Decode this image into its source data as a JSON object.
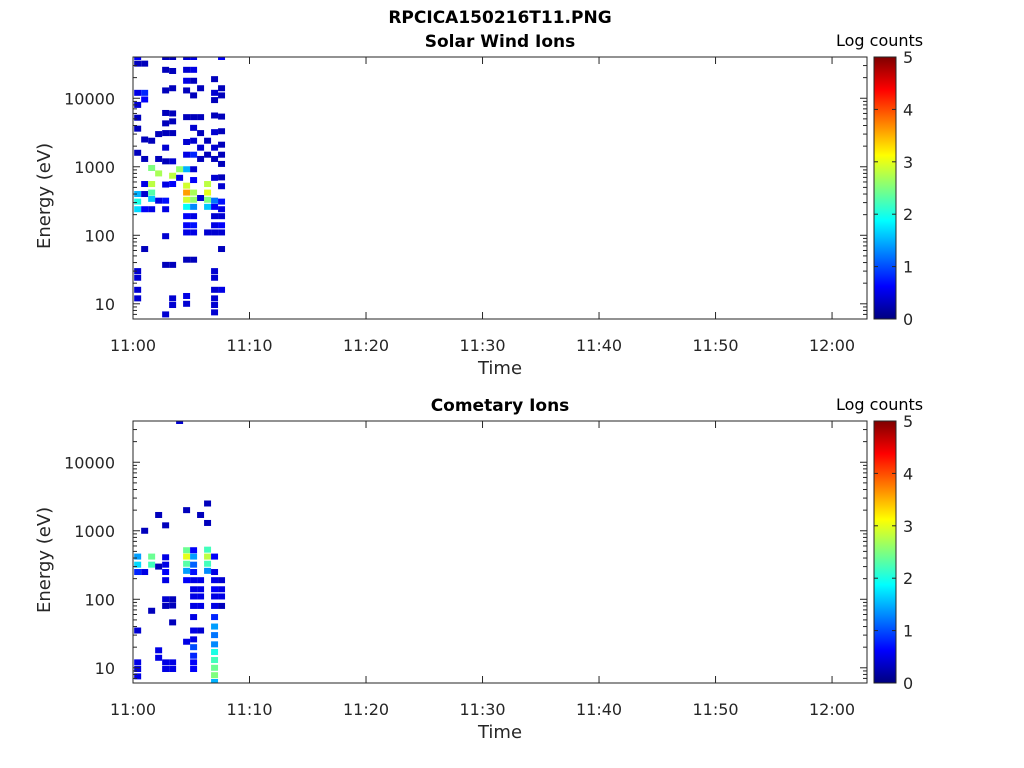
{
  "figure_title": "RPCICA150216T11.PNG",
  "colormap": [
    "#00007f",
    "#0000ff",
    "#007fff",
    "#00ffff",
    "#7fff7f",
    "#ffff00",
    "#ff7f00",
    "#ff0000",
    "#7f0000"
  ],
  "chart_data": [
    {
      "type": "heatmap",
      "title": "Solar Wind Ions",
      "xlabel": "Time",
      "ylabel": "Energy (eV)",
      "xticks": [
        "11:00",
        "11:10",
        "11:20",
        "11:30",
        "11:40",
        "11:50",
        "12:00"
      ],
      "xlim": [
        "11:00",
        "12:03"
      ],
      "yscale": "log",
      "yticks": [
        10,
        100,
        1000,
        10000
      ],
      "ytick_labels": [
        "10",
        "100",
        "1000",
        "10000"
      ],
      "ylim": [
        6,
        40000
      ],
      "colorbar": {
        "title": "Log counts",
        "ticks": [
          "0",
          "1",
          "2",
          "3",
          "4",
          "5"
        ],
        "range": [
          0,
          5
        ]
      },
      "cells": [
        [
          0.1,
          40000,
          0.6
        ],
        [
          0.1,
          32000,
          0.3
        ],
        [
          0.1,
          12000,
          0.5
        ],
        [
          0.1,
          8000,
          0.4
        ],
        [
          0.1,
          5200,
          0.3
        ],
        [
          0.1,
          3600,
          0.3
        ],
        [
          0.1,
          1600,
          0.3
        ],
        [
          0.1,
          400,
          1.5
        ],
        [
          0.1,
          310,
          2.0
        ],
        [
          0.1,
          240,
          1.7
        ],
        [
          0.1,
          30,
          0.4
        ],
        [
          0.1,
          24,
          0.4
        ],
        [
          0.1,
          16,
          0.4
        ],
        [
          0.1,
          12,
          0.4
        ],
        [
          0.7,
          32000,
          0.3
        ],
        [
          0.7,
          12000,
          0.8
        ],
        [
          0.7,
          9600,
          0.6
        ],
        [
          0.7,
          2500,
          0.3
        ],
        [
          0.7,
          1300,
          0.3
        ],
        [
          0.7,
          560,
          0.5
        ],
        [
          0.7,
          400,
          0.4
        ],
        [
          0.7,
          240,
          0.6
        ],
        [
          0.7,
          63,
          0.3
        ],
        [
          1.3,
          2400,
          0.3
        ],
        [
          1.3,
          960,
          2.5
        ],
        [
          1.3,
          560,
          2.8
        ],
        [
          1.3,
          420,
          2.3
        ],
        [
          1.3,
          340,
          1.6
        ],
        [
          1.3,
          240,
          0.5
        ],
        [
          1.9,
          3000,
          0.3
        ],
        [
          1.9,
          1300,
          0.3
        ],
        [
          1.9,
          800,
          2.7
        ],
        [
          1.9,
          320,
          0.5
        ],
        [
          2.5,
          40000,
          0.3
        ],
        [
          2.5,
          26000,
          0.3
        ],
        [
          2.5,
          13000,
          0.3
        ],
        [
          2.5,
          6100,
          0.3
        ],
        [
          2.5,
          4300,
          0.3
        ],
        [
          2.5,
          3100,
          0.3
        ],
        [
          2.5,
          1900,
          0.4
        ],
        [
          2.5,
          1200,
          0.3
        ],
        [
          2.5,
          550,
          0.5
        ],
        [
          2.5,
          320,
          0.7
        ],
        [
          2.5,
          240,
          0.5
        ],
        [
          2.5,
          97,
          0.4
        ],
        [
          2.5,
          37,
          0.3
        ],
        [
          2.5,
          7,
          0.4
        ],
        [
          3.1,
          40000,
          0.3
        ],
        [
          3.1,
          25000,
          0.3
        ],
        [
          3.1,
          14000,
          0.3
        ],
        [
          3.1,
          6000,
          0.3
        ],
        [
          3.1,
          4600,
          0.3
        ],
        [
          3.1,
          3100,
          0.3
        ],
        [
          3.1,
          1200,
          0.4
        ],
        [
          3.1,
          740,
          2.8
        ],
        [
          3.1,
          560,
          0.6
        ],
        [
          3.1,
          37,
          0.3
        ],
        [
          3.1,
          12,
          0.4
        ],
        [
          3.1,
          9.6,
          0.4
        ],
        [
          3.7,
          920,
          2.6
        ],
        [
          3.7,
          690,
          0.5
        ],
        [
          4.3,
          40000,
          0.4
        ],
        [
          4.3,
          26000,
          0.4
        ],
        [
          4.3,
          18000,
          0.5
        ],
        [
          4.3,
          13000,
          0.3
        ],
        [
          4.3,
          5300,
          0.3
        ],
        [
          4.3,
          2300,
          0.4
        ],
        [
          4.3,
          1500,
          0.5
        ],
        [
          4.3,
          920,
          1.5
        ],
        [
          4.3,
          530,
          2.9
        ],
        [
          4.3,
          420,
          3.6
        ],
        [
          4.3,
          330,
          2.9
        ],
        [
          4.3,
          260,
          1.9
        ],
        [
          4.3,
          190,
          0.6
        ],
        [
          4.3,
          140,
          0.6
        ],
        [
          4.3,
          110,
          0.5
        ],
        [
          4.3,
          44,
          0.3
        ],
        [
          4.3,
          13,
          0.5
        ],
        [
          4.3,
          10,
          0.4
        ],
        [
          4.9,
          40000,
          0.5
        ],
        [
          4.9,
          26000,
          0.5
        ],
        [
          4.9,
          18000,
          0.3
        ],
        [
          4.9,
          11000,
          0.3
        ],
        [
          4.9,
          5300,
          0.3
        ],
        [
          4.9,
          3700,
          0.4
        ],
        [
          4.9,
          2400,
          0.4
        ],
        [
          4.9,
          1500,
          0.8
        ],
        [
          4.9,
          920,
          0.4
        ],
        [
          4.9,
          640,
          0.6
        ],
        [
          4.9,
          420,
          2.7
        ],
        [
          4.9,
          330,
          2.6
        ],
        [
          4.9,
          260,
          1.3
        ],
        [
          4.9,
          190,
          0.5
        ],
        [
          4.9,
          140,
          0.7
        ],
        [
          4.9,
          110,
          0.5
        ],
        [
          4.9,
          44,
          0.3
        ],
        [
          5.5,
          14000,
          0.3
        ],
        [
          5.5,
          5300,
          0.3
        ],
        [
          5.5,
          3100,
          0.3
        ],
        [
          5.5,
          1900,
          0.4
        ],
        [
          5.5,
          1300,
          0.3
        ],
        [
          5.5,
          350,
          0.4
        ],
        [
          6.1,
          2400,
          0.3
        ],
        [
          6.1,
          1500,
          0.3
        ],
        [
          6.1,
          560,
          2.8
        ],
        [
          6.1,
          420,
          3.0
        ],
        [
          6.1,
          330,
          2.5
        ],
        [
          6.1,
          260,
          1.6
        ],
        [
          6.1,
          110,
          0.4
        ],
        [
          6.7,
          19000,
          0.3
        ],
        [
          6.7,
          12000,
          0.4
        ],
        [
          6.7,
          9400,
          0.3
        ],
        [
          6.7,
          5600,
          0.3
        ],
        [
          6.7,
          3200,
          0.4
        ],
        [
          6.7,
          1900,
          0.4
        ],
        [
          6.7,
          1300,
          0.3
        ],
        [
          6.7,
          690,
          0.4
        ],
        [
          6.7,
          320,
          1.2
        ],
        [
          6.7,
          260,
          0.6
        ],
        [
          6.7,
          190,
          0.4
        ],
        [
          6.7,
          140,
          0.5
        ],
        [
          6.7,
          110,
          0.4
        ],
        [
          6.7,
          30,
          0.4
        ],
        [
          6.7,
          24,
          0.4
        ],
        [
          6.7,
          16,
          0.4
        ],
        [
          6.7,
          12,
          0.4
        ],
        [
          6.7,
          9.6,
          0.4
        ],
        [
          6.7,
          7.5,
          0.4
        ],
        [
          7.3,
          40000,
          0.6
        ],
        [
          7.3,
          14000,
          0.3
        ],
        [
          7.3,
          11000,
          0.3
        ],
        [
          7.3,
          5400,
          0.3
        ],
        [
          7.3,
          3300,
          0.3
        ],
        [
          7.3,
          2100,
          0.3
        ],
        [
          7.3,
          1500,
          0.3
        ],
        [
          7.3,
          1100,
          0.3
        ],
        [
          7.3,
          700,
          0.3
        ],
        [
          7.3,
          520,
          0.4
        ],
        [
          7.3,
          310,
          0.7
        ],
        [
          7.3,
          240,
          0.5
        ],
        [
          7.3,
          190,
          0.4
        ],
        [
          7.3,
          140,
          0.6
        ],
        [
          7.3,
          110,
          0.4
        ],
        [
          7.3,
          63,
          0.3
        ],
        [
          7.3,
          16,
          0.5
        ]
      ]
    },
    {
      "type": "heatmap",
      "title": "Cometary Ions",
      "xlabel": "Time",
      "ylabel": "Energy (eV)",
      "xticks": [
        "11:00",
        "11:10",
        "11:20",
        "11:30",
        "11:40",
        "11:50",
        "12:00"
      ],
      "xlim": [
        "11:00",
        "12:03"
      ],
      "yscale": "log",
      "yticks": [
        10,
        100,
        1000,
        10000
      ],
      "ytick_labels": [
        "10",
        "100",
        "1000",
        "10000"
      ],
      "ylim": [
        6,
        40000
      ],
      "colorbar": {
        "title": "Log counts",
        "ticks": [
          "0",
          "1",
          "2",
          "3",
          "4",
          "5"
        ],
        "range": [
          0,
          5
        ]
      },
      "cells": [
        [
          0.1,
          420,
          1.4
        ],
        [
          0.1,
          320,
          1.7
        ],
        [
          0.1,
          250,
          0.8
        ],
        [
          0.1,
          35,
          0.4
        ],
        [
          0.1,
          12,
          0.5
        ],
        [
          0.1,
          9.6,
          0.5
        ],
        [
          0.1,
          7.5,
          0.5
        ],
        [
          0.7,
          1000,
          0.3
        ],
        [
          0.7,
          250,
          0.5
        ],
        [
          1.3,
          420,
          2.4
        ],
        [
          1.3,
          320,
          2.2
        ],
        [
          1.3,
          68,
          0.3
        ],
        [
          1.9,
          1700,
          0.3
        ],
        [
          1.9,
          300,
          0.3
        ],
        [
          1.9,
          18,
          0.5
        ],
        [
          1.9,
          14,
          0.5
        ],
        [
          2.5,
          1200,
          0.3
        ],
        [
          2.5,
          410,
          0.5
        ],
        [
          2.5,
          320,
          0.5
        ],
        [
          2.5,
          250,
          0.6
        ],
        [
          2.5,
          190,
          0.5
        ],
        [
          2.5,
          100,
          0.4
        ],
        [
          2.5,
          80,
          0.3
        ],
        [
          2.5,
          12,
          0.5
        ],
        [
          2.5,
          9.6,
          0.5
        ],
        [
          3.1,
          100,
          0.3
        ],
        [
          3.1,
          81,
          0.3
        ],
        [
          3.1,
          46,
          0.3
        ],
        [
          3.1,
          12,
          0.5
        ],
        [
          3.1,
          9.6,
          0.5
        ],
        [
          3.7,
          40000,
          0.4
        ],
        [
          4.3,
          2000,
          0.3
        ],
        [
          4.3,
          520,
          2.4
        ],
        [
          4.3,
          420,
          3.0
        ],
        [
          4.3,
          330,
          2.3
        ],
        [
          4.3,
          260,
          1.4
        ],
        [
          4.3,
          190,
          0.6
        ],
        [
          4.3,
          24,
          0.5
        ],
        [
          4.9,
          520,
          0.6
        ],
        [
          4.9,
          420,
          1.4
        ],
        [
          4.9,
          320,
          1.1
        ],
        [
          4.9,
          250,
          0.7
        ],
        [
          4.9,
          190,
          0.5
        ],
        [
          4.9,
          140,
          0.5
        ],
        [
          4.9,
          110,
          0.5
        ],
        [
          4.9,
          80,
          0.5
        ],
        [
          4.9,
          55,
          0.5
        ],
        [
          4.9,
          35,
          0.5
        ],
        [
          4.9,
          26,
          0.5
        ],
        [
          4.9,
          20,
          1.0
        ],
        [
          4.9,
          15,
          0.8
        ],
        [
          4.9,
          12,
          0.6
        ],
        [
          4.9,
          9.6,
          0.6
        ],
        [
          5.5,
          1700,
          0.3
        ],
        [
          5.5,
          190,
          0.5
        ],
        [
          5.5,
          140,
          0.5
        ],
        [
          5.5,
          110,
          0.5
        ],
        [
          5.5,
          80,
          0.5
        ],
        [
          5.5,
          35,
          0.4
        ],
        [
          6.1,
          2500,
          0.3
        ],
        [
          6.1,
          1300,
          0.3
        ],
        [
          6.1,
          530,
          2.2
        ],
        [
          6.1,
          420,
          2.8
        ],
        [
          6.1,
          330,
          2.2
        ],
        [
          6.1,
          260,
          1.3
        ],
        [
          6.7,
          420,
          0.6
        ],
        [
          6.7,
          250,
          0.5
        ],
        [
          6.7,
          190,
          0.5
        ],
        [
          6.7,
          140,
          0.6
        ],
        [
          6.7,
          110,
          0.5
        ],
        [
          6.7,
          80,
          0.5
        ],
        [
          6.7,
          55,
          0.8
        ],
        [
          6.7,
          40,
          1.4
        ],
        [
          6.7,
          30,
          1.2
        ],
        [
          6.7,
          22,
          1.3
        ],
        [
          6.7,
          17,
          2.0
        ],
        [
          6.7,
          13,
          2.2
        ],
        [
          6.7,
          10,
          2.4
        ],
        [
          6.7,
          7.8,
          2.5
        ],
        [
          6.7,
          6.2,
          1.5
        ],
        [
          7.3,
          190,
          0.4
        ],
        [
          7.3,
          140,
          0.5
        ],
        [
          7.3,
          110,
          0.5
        ],
        [
          7.3,
          80,
          0.3
        ]
      ]
    }
  ]
}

Problem statement: Each line above that holds the string "Ions" should be copied and shown.

Exercise result:
      "title": "Solar Wind Ions",
      "title": "Cometary Ions",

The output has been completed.